:: Task details ::
Answer from the passage below on web companies in developing countries:
(a) Which video-sharing site blocked its service, and from which regions?
(b) Who is the chief executive quoted about that decision?
(c) How much could YouTube lose in 2009, according to an analyst's estimate?

The NYTimes is running a piece on the dilemma faced by Web entrepreneurs, particularly in social media companies: the developing world is spiking traffic but not contributing much to revenues. The basic disconnect when Web 2.0 business models meet Africa, Latin America, and the Middle East is that countries there are not good prospects for the advertisers who pay the bills. "Call it the International Paradox. Web companies that rely on advertising are enjoying some of their most vibrant growth in developing countries. But those are also the same places where it can be the most expensive to operate, since Web companies often need more servers to make content available to parts of the world with limited bandwidth. And in those countries, online display advertising is least likely to translate into results. ... Last year, Veoh, a video-sharing site operated from San Diego, decided to block its service from users in Africa, Asia, Latin America, and Eastern Europe, citing the dim prospects of making money and the high cost of delivering video there. 'I believe in free, open communications,' Dmitry Shapiro, the company's chief executive, said. 'But these people are so hungry for this content. They sit and they watch and watch and watch. The problem is they are eating up bandwidth, and it's very difficult to derive revenue from it.' ... Perhaps no company is more in the grip of the international paradox than YouTube, which [an analyst] recently estimated could lose $470 million in 2009, in part because of the high cost of delivering billions of videos each month."

:: Dataset section ::
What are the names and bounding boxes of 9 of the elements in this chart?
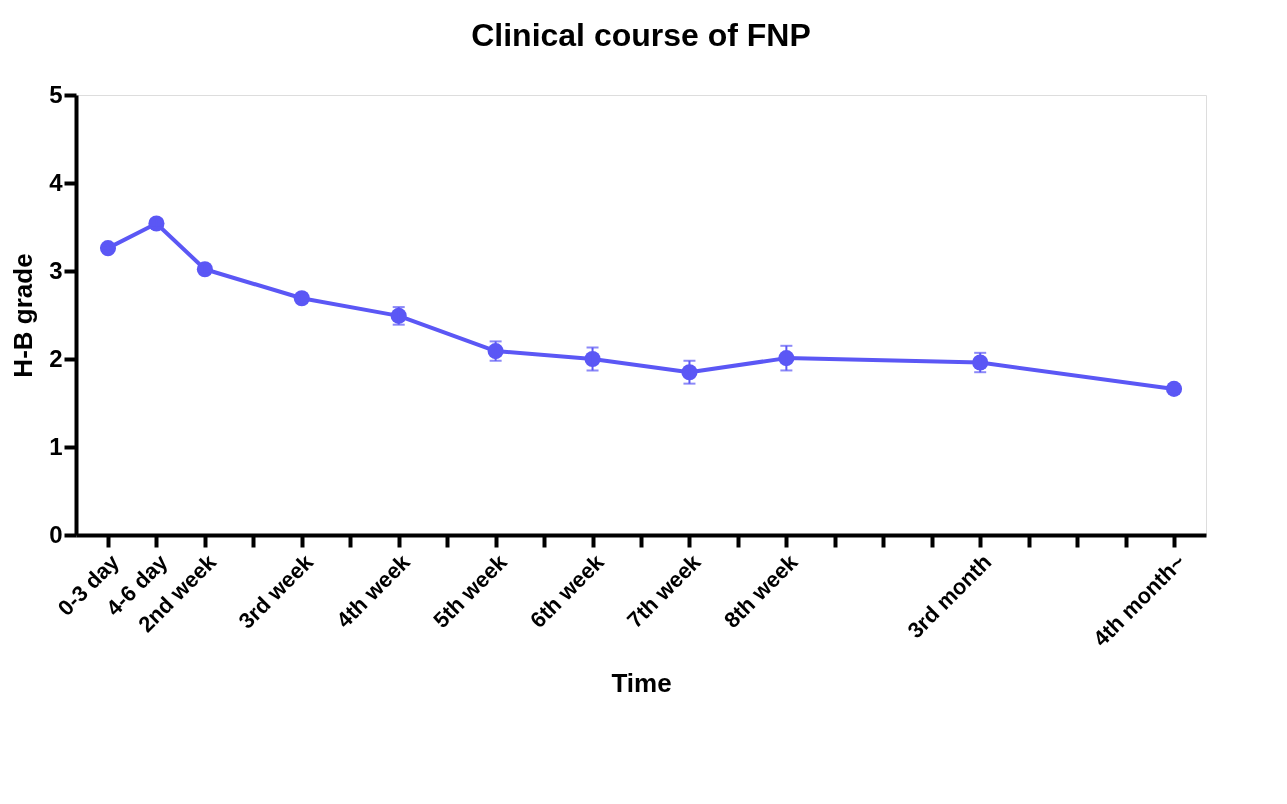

:: Full solution ::
(a) Veoh blocked its service from users in Africa, Asia, Latin America, and Eastern Europe.
(b) Dmitry Shapiro.
(c) $470 million.